WORK TO COMPLETE:
Find each line holding the word "text" and give the total alone.

Items from a data source
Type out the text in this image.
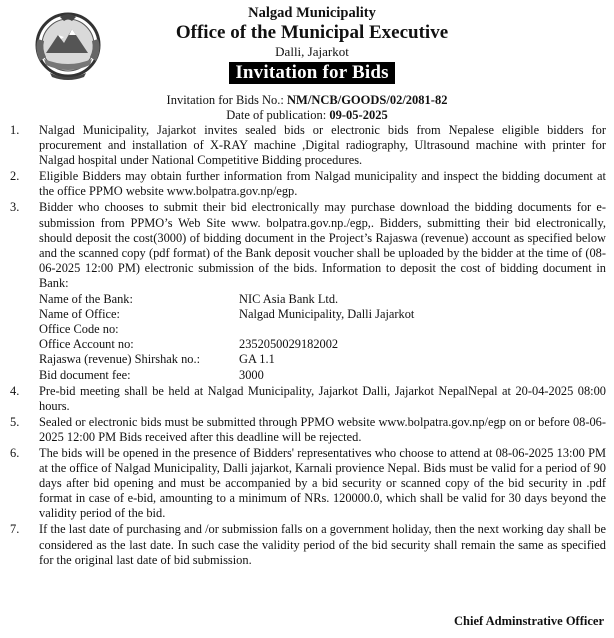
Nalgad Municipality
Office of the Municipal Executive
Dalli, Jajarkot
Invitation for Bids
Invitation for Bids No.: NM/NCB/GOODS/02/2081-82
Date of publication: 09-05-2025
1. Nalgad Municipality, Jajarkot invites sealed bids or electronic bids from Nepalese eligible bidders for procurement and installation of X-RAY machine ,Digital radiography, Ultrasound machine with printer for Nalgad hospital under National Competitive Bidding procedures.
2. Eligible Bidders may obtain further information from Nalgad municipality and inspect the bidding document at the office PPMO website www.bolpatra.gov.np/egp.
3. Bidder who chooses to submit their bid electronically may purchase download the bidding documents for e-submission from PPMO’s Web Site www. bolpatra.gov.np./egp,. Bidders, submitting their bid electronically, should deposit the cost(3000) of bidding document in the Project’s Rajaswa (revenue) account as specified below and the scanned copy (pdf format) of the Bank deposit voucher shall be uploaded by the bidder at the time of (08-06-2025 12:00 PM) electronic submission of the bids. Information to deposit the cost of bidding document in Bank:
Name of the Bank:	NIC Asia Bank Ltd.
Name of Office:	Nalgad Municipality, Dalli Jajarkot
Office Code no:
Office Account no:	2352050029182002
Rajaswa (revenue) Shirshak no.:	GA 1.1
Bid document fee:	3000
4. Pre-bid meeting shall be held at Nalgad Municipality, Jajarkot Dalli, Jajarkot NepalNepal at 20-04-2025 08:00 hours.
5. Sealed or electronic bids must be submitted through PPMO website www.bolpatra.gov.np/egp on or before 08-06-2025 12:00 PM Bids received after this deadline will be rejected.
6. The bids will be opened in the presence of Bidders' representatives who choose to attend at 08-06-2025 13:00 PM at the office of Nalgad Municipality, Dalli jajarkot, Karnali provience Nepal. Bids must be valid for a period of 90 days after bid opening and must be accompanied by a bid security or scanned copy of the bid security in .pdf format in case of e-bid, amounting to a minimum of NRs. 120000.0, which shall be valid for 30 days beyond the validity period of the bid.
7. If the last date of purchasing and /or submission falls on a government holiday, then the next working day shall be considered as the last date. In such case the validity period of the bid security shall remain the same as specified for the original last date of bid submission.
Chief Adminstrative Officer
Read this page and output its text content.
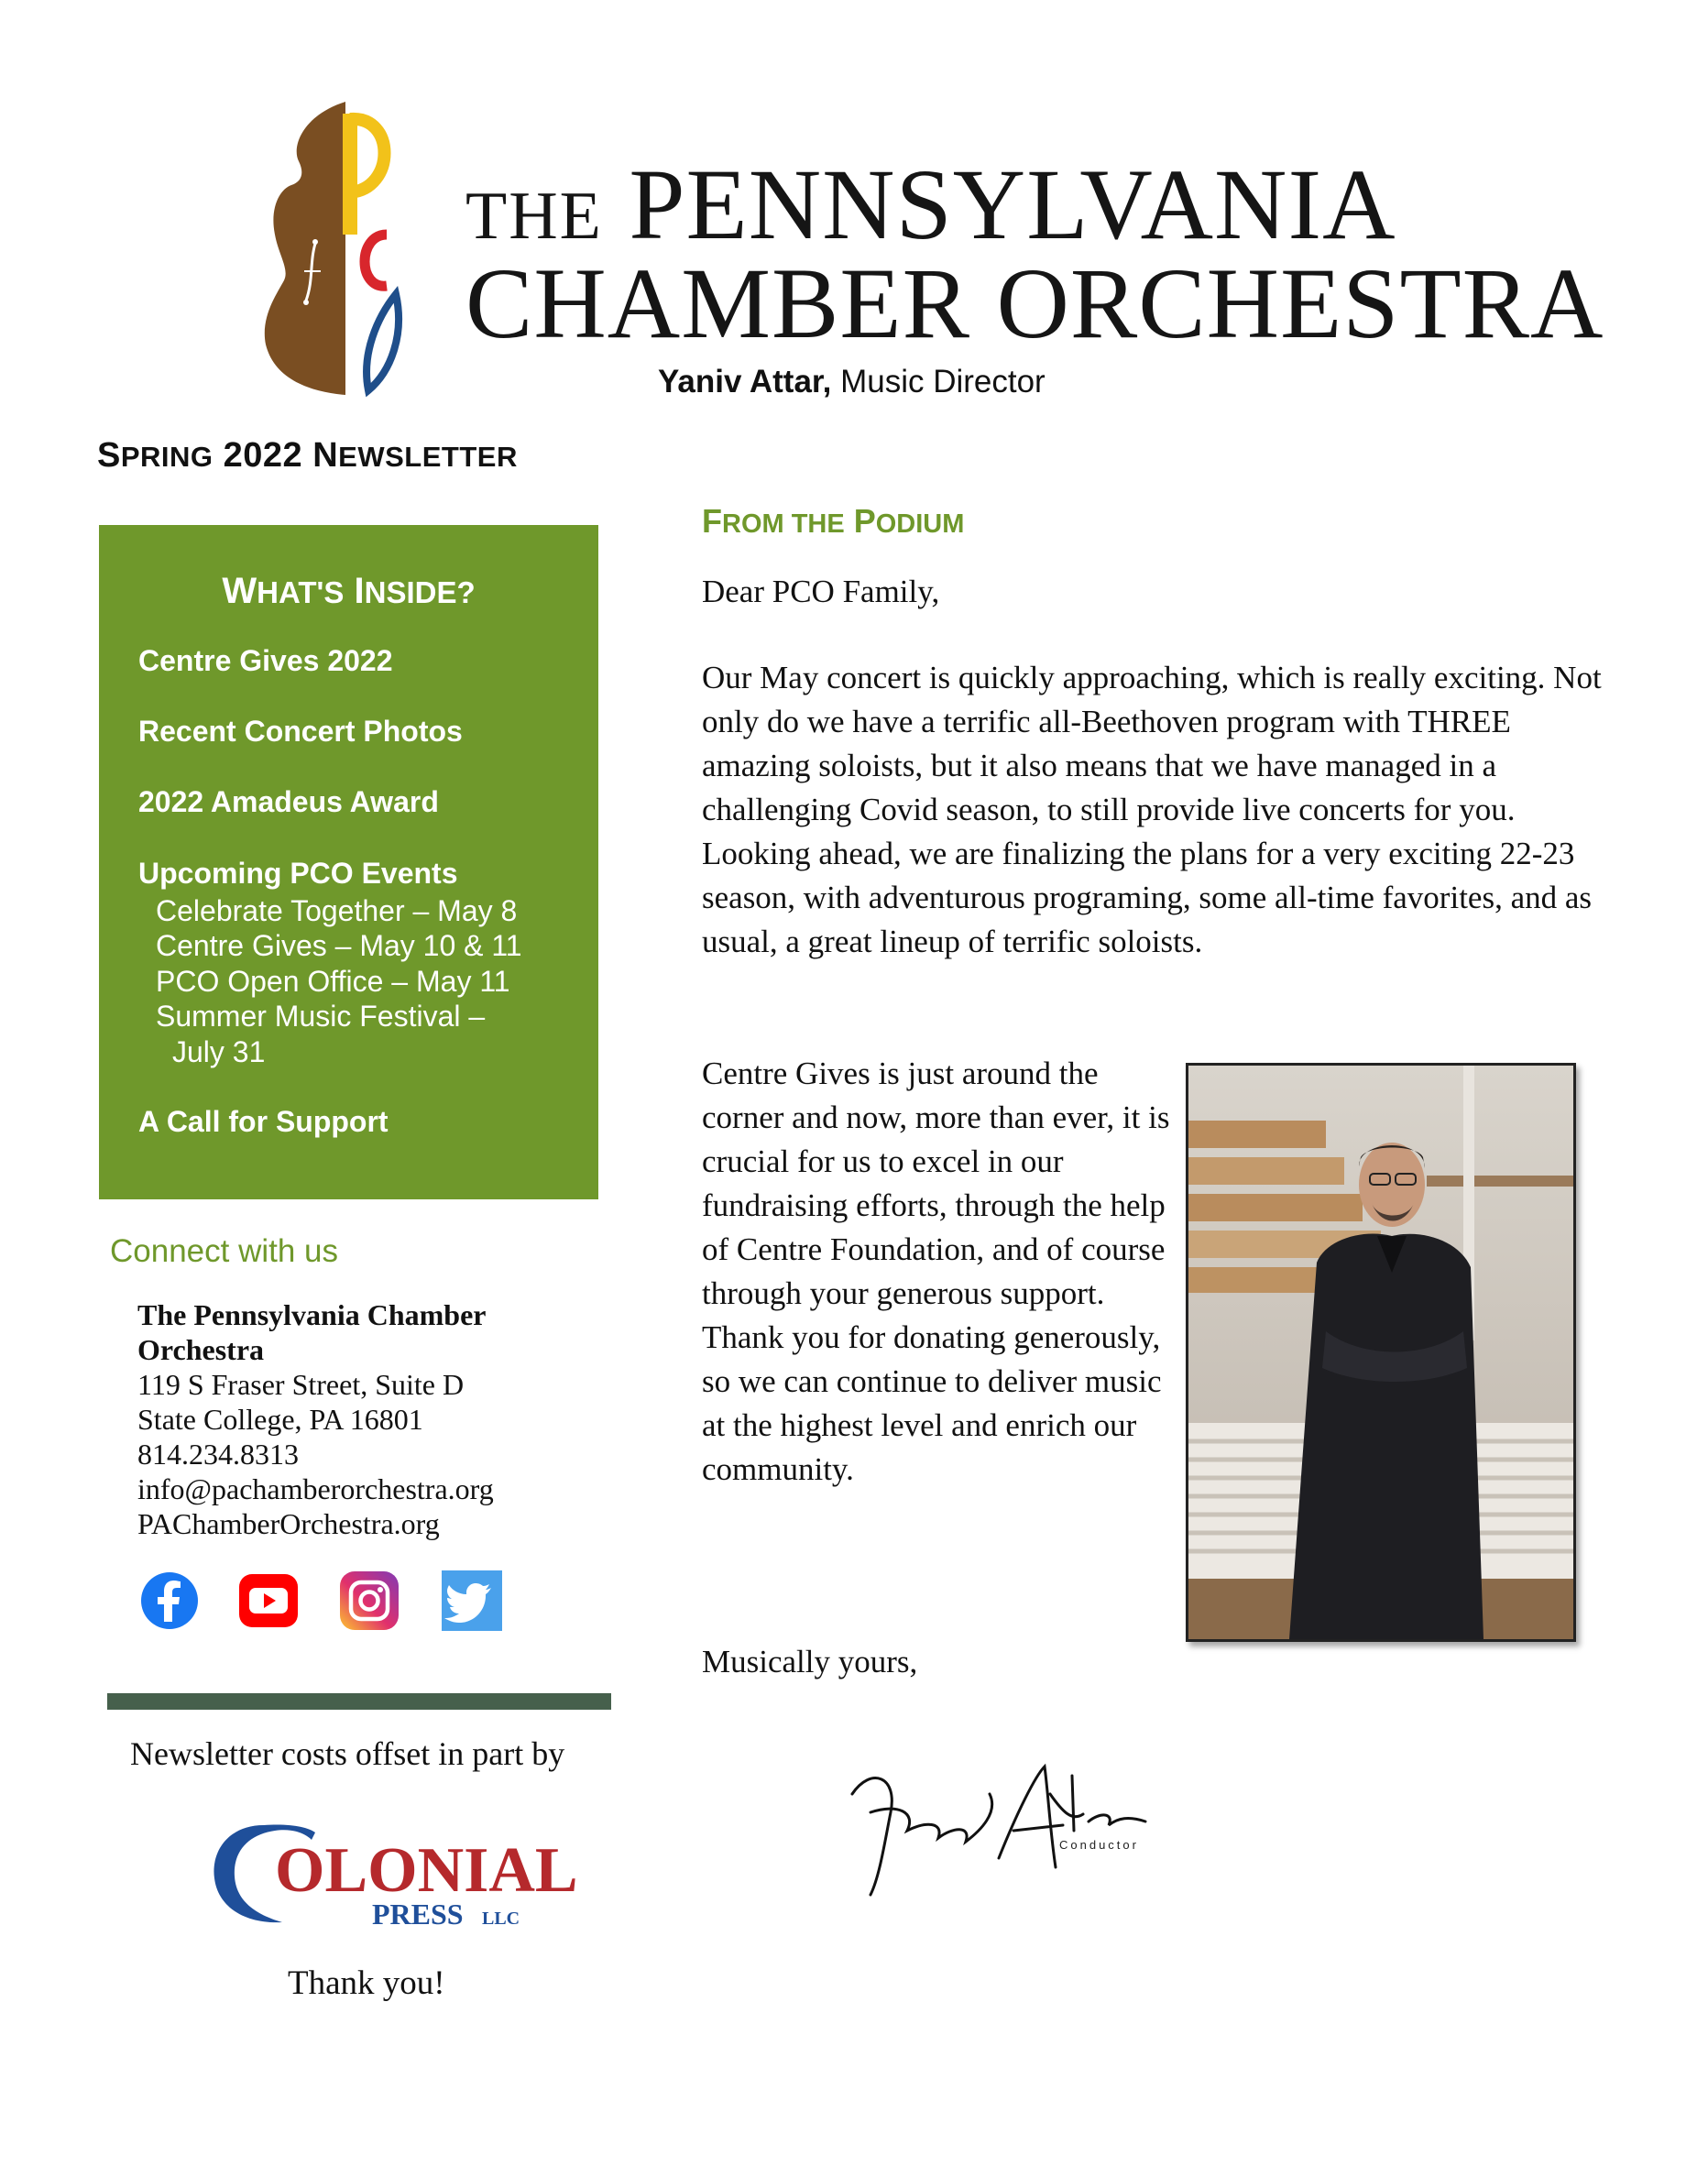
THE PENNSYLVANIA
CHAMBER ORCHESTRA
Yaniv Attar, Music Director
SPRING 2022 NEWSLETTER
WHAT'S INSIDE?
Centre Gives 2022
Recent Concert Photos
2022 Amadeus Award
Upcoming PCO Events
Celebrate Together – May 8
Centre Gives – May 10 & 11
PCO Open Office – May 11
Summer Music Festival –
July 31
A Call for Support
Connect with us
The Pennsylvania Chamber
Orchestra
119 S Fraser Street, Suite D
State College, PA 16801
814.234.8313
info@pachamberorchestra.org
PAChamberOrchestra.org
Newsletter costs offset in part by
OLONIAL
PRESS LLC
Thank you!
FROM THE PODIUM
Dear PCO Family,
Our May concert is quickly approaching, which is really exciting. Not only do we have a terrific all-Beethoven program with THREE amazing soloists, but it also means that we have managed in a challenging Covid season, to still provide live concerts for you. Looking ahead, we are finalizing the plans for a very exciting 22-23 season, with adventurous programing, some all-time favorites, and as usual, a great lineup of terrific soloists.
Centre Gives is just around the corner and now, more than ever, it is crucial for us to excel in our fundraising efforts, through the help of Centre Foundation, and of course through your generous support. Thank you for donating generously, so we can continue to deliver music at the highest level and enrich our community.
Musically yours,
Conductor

SOLUTION FOR THIS EXERCISE:
2